Within the records below, find each line that holds the string "ymax", then copy it.
-- Supplied data start --
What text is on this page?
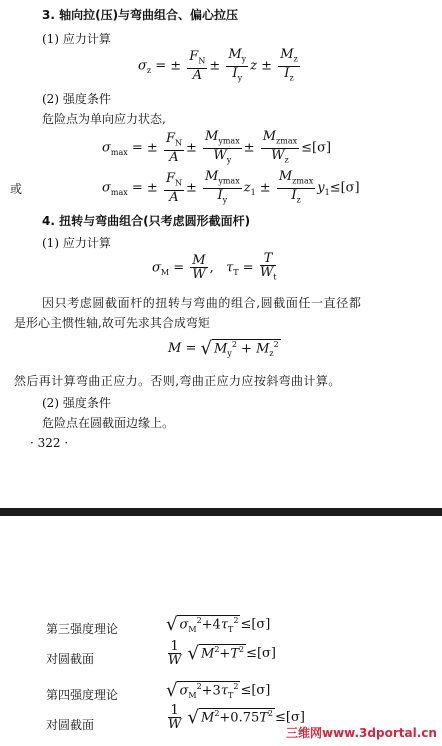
3. 轴向拉(压)与弯曲组合、偏心拉压
(1) 应力计算
$\sigma_z$ = ± $\frac{F_N}{A} \pm \frac{M_y}{I_y}$ $z \pm \frac{M_z}{I_z}$
(2) 强度条件
危险点为单向应力状态,
$\sigma_{max}$ = ± $\frac{F_N}{A} \pm \frac{M_{ymax}}{W_y} \pm \frac{M_{zmax}}{W_z} \le[\sigma]$
或	$\sigma_{max}$ = ± $\frac{F_N}{A} \pm \frac{M_{ymax}}{I_y} z_1 \pm \frac{M_{zmax}}{I_z} y_1\le[\sigma]$
4. 扭转与弯曲组合(只考虑圆形截面杆)
(1) 应力计算
$\sigma_M = \frac{M}{W}$ ,   $\tau_T = \frac{T}{W_t}$
因只考虑圆截面杆的扭转与弯曲的组合,圆截面任一直径都
是形心主惯性轴,故可先求其合成弯矩
M = √ $M_y^2 + M_z^2$
然后再计算弯曲正应力。否则,弯曲正应力应按斜弯曲计算。
(2) 强度条件
危险点在圆截面边缘上。
· 322 ·
第三强度理论	√ $\sigma_M^2+4\tau_T^2 \le[\sigma]$
对圆截面	$\frac{1}{W}$ √ $M^2+T^2 \le[\sigma]$
第四强度理论	√ $\sigma_M^2+3\tau_T^2 \le[\sigma]$
对圆截面	$\frac{1}{W}$ √ $M^2+0.75T^2 \le[\sigma]$
三维网www.3dportal.cn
-- Supplied data end --
**Complete output**
$\sigma_{max}$ = ± $\frac{F_N}{A} \pm \frac{M_{ymax}}{W_y} \pm \frac{M_{zmax}}{W_z} \le[\sigma]$
或	$\sigma_{max}$ = ± $\frac{F_N}{A} \pm \frac{M_{ymax}}{I_y} z_1 \pm \frac{M_{zmax}}{I_z} y_1\le[\sigma]$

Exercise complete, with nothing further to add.